::: INPUT ROWS :::
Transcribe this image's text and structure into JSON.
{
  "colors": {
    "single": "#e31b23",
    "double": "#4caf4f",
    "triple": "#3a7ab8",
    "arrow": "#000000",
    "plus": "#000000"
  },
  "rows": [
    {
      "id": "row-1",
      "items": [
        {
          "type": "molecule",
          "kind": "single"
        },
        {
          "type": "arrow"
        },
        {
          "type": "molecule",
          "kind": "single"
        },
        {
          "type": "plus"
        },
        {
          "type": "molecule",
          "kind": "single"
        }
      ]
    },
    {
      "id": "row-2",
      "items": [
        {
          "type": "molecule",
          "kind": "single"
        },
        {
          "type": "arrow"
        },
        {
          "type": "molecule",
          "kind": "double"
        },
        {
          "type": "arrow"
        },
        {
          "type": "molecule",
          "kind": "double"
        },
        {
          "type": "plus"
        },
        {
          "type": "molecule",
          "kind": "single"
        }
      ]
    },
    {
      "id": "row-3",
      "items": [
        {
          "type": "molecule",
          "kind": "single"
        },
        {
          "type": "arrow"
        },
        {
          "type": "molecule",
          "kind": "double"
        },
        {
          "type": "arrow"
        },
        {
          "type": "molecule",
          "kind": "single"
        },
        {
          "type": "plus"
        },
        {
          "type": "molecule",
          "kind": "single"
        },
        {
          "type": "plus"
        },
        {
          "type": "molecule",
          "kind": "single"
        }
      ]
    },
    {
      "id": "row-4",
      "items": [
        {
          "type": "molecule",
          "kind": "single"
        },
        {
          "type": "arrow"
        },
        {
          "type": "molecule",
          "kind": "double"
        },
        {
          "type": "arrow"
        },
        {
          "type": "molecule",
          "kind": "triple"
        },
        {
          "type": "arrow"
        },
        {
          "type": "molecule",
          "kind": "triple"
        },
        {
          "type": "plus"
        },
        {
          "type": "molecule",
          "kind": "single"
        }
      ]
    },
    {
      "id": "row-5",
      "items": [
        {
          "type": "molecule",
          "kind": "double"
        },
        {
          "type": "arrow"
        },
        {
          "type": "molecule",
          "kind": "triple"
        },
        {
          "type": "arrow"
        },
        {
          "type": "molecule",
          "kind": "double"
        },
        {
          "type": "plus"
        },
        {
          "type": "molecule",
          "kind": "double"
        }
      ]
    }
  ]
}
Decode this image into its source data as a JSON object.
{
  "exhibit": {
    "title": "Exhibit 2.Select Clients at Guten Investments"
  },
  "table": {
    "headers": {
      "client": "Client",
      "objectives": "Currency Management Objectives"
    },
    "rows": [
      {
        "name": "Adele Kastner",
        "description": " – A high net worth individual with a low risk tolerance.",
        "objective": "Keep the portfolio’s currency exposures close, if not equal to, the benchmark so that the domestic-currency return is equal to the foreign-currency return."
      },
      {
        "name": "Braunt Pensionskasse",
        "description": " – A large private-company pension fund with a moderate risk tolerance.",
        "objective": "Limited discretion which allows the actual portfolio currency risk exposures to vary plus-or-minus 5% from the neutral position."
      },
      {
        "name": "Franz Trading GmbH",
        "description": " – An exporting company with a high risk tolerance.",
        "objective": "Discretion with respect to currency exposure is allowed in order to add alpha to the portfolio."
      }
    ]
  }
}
:::
REQUIREMENT => All of the material above needs to be copied exactly.

SOLVED PROBLEM =>
Transcribe this image's text and structure into JSON.
{
  "colors": {
    "single": "#e31b23",
    "double": "#4caf4f",
    "triple": "#3a7ab8",
    "arrow": "#000000",
    "plus": "#000000"
  },
  "rows": [
    {
      "id": "row-1",
      "items": [
        {
          "type": "molecule",
          "kind": "single"
        },
        {
          "type": "arrow"
        },
        {
          "type": "molecule",
          "kind": "single"
        },
        {
          "type": "plus"
        },
        {
          "type": "molecule",
          "kind": "single"
        }
      ]
    },
    {
      "id": "row-2",
      "items": [
        {
          "type": "molecule",
          "kind": "single"
        },
        {
          "type": "arrow"
        },
        {
          "type": "molecule",
          "kind": "double"
        },
        {
          "type": "arrow"
        },
        {
          "type": "molecule",
          "kind": "double"
        },
        {
          "type": "plus"
        },
        {
          "type": "molecule",
          "kind": "single"
        }
      ]
    },
    {
      "id": "row-3",
      "items": [
        {
          "type": "molecule",
          "kind": "single"
        },
        {
          "type": "arrow"
        },
        {
          "type": "molecule",
          "kind": "double"
        },
        {
          "type": "arrow"
        },
        {
          "type": "molecule",
          "kind": "single"
        },
        {
          "type": "plus"
        },
        {
          "type": "molecule",
          "kind": "single"
        },
        {
          "type": "plus"
        },
        {
          "type": "molecule",
          "kind": "single"
        }
      ]
    },
    {
      "id": "row-4",
      "items": [
        {
          "type": "molecule",
          "kind": "single"
        },
        {
          "type": "arrow"
        },
        {
          "type": "molecule",
          "kind": "double"
        },
        {
          "type": "arrow"
        },
        {
          "type": "molecule",
          "kind": "triple"
        },
        {
          "type": "arrow"
        },
        {
          "type": "molecule",
          "kind": "triple"
        },
        {
          "type": "plus"
        },
        {
          "type": "molecule",
          "kind": "single"
        }
      ]
    },
    {
      "id": "row-5",
      "items": [
        {
          "type": "molecule",
          "kind": "double"
        },
        {
          "type": "arrow"
        },
        {
          "type": "molecule",
          "kind": "triple"
        },
        {
          "type": "arrow"
        },
        {
          "type": "molecule",
          "kind": "double"
        },
        {
          "type": "plus"
        },
        {
          "type": "molecule",
          "kind": "double"
        }
      ]
    }
  ]
}
Decode this image into its source data as a JSON object.
{
  "exhibit": {
    "title": "Exhibit 2.Select Clients at Guten Investments"
  },
  "table": {
    "headers": {
      "client": "Client",
      "objectives": "Currency Management Objectives"
    },
    "rows": [
      {
        "name": "Adele Kastner",
        "description": " – A high net worth individual with a low risk tolerance.",
        "objective": "Keep the portfolio’s currency exposures close, if not equal to, the benchmark so that the domestic-currency return is equal to the foreign-currency return."
      },
      {
        "name": "Braunt Pensionskasse",
        "description": " – A large private-company pension fund with a moderate risk tolerance.",
        "objective": "Limited discretion which allows the actual portfolio currency risk exposures to vary plus-or-minus 5% from the neutral position."
      },
      {
        "name": "Franz Trading GmbH",
        "description": " – An exporting company with a high risk tolerance.",
        "objective": "Discretion with respect to currency exposure is allowed in order to add alpha to the portfolio."
      }
    ]
  }
}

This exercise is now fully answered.